***** Excerpted passage

Lesson 1.4 — How the assessment works

This lesson explains the Cyber Essentials assessment process from start to finish — who is involved, what the questionnaire covers, how answers are reviewed, what happens after submission, and what the organisation needs to have in place before it begins.

What You'll Be Able to Do

By the end of this lesson, you will be able to:

  • the learner should understand the end-to-end Cyber Essentials Basic assessment process — from selecting a certifying body to receiving the certificate — and be able to identify the key stages and responsibilities involved.

Why This Matters

It prepares learners to use the course as a preparation tool, not a last-minute revision exercise.

The Core Rule

Cyber Essentials Basic works like this: the organisation selects a certifying body, completes the questionnaire online, a responsible person attests that the answers are accurate, the assessor reviews the answers, and if everything passes, a certificate is issued.

Clarification requests are common and are not automatic failures. The certificate is valid for twelve months and is publicly listed.

Step 1 — Selecting a certifying body

Cyber Essentials assessments must be conducted through an organisation approved by IASME, the scheme owner.

These organisations are called certifying bodies. They are licensed to conduct Cyber Essentials assessments and to issue certificates on behalf of the scheme. The IASME website maintains a list of approved certifying bodies.

**********
***** Given material

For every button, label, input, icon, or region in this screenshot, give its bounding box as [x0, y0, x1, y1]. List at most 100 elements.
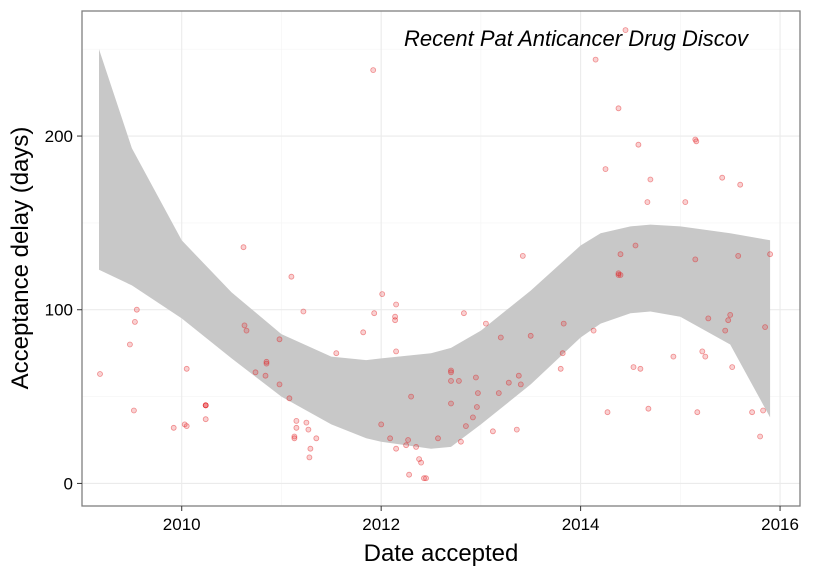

**********

§ Objectives
1 - According to the Cyber Essentials assessment lesson, how long does the certificate stay valid?
2 - Carry on writing the Cyber Essentials assessment lesson from the point where it stops.

§ Answers below
1 - Twelve months.

2 -
Step 2 — Completing the questionnaire

The assessment questionnaire is divided into sections corresponding to the key areas of the scheme:

  • A1 — Organisation details: the legal entity, certificate identity, registration number, sector, staff numbers and addresses.
  • A2 — Scope: what is included in the assessment — the whole organisation or a defined subset — and what is explicitly excluded.
  • A3 — Firewalls: boundary firewalls, routers, software firewalls, rules, administration controls.
  • A4 — Secure configuration: accounts, passwords, services, auto-run, authentication, device locking.
  • A5 — User access control: account management, administrator accounts, MFA, password policy.
  • A6 — Malware protection: protection method, configuration, coverage, update status.
  • A7 — Security update management: OS and application updates, 14-day rule, unsupported software.
  • A8 — Attestation: the responsible person formally confirms the answers are accurate and that the controls are in place.

Step 3 — The attestation

Before the completed questionnaire is submitted, a responsible person within the organisation must formally attest that:

  • the answers are accurate;
  • the controls described are genuinely in place;
  • the organisation understands what it is declaring.

Copy This

Work through the workbook activity for this lesson. Each question maps directly to the CE questionnaire.

Quick Checklist

Before moving on, make sure you can say yes to these:

  • [ ] Who provides the Cyber Essentials assessment platform and reviews the questionnaire answers?
  • [ ] What does the attestation in the Cyber Essentials questionnaire require?
  • [ ] What is a clarification request in the context of a Cyber Essentials assessment?
  • [ ] Where is a Cyber Essentials certificate published once issued?
  • [ ] Why should an organisation prepare a device and software inventory before completing the Cyber Essentials questionnaire?

Your Action

Do this now — it takes 10–20 minutes.

Register on the IASME assessment portal (iasme.co.uk) now so your account is ready when you are ready to submit.

Key Takeaway

This course prepares you to complete the questionnaire accurately — with evidence, with a clear scope, and without guessing.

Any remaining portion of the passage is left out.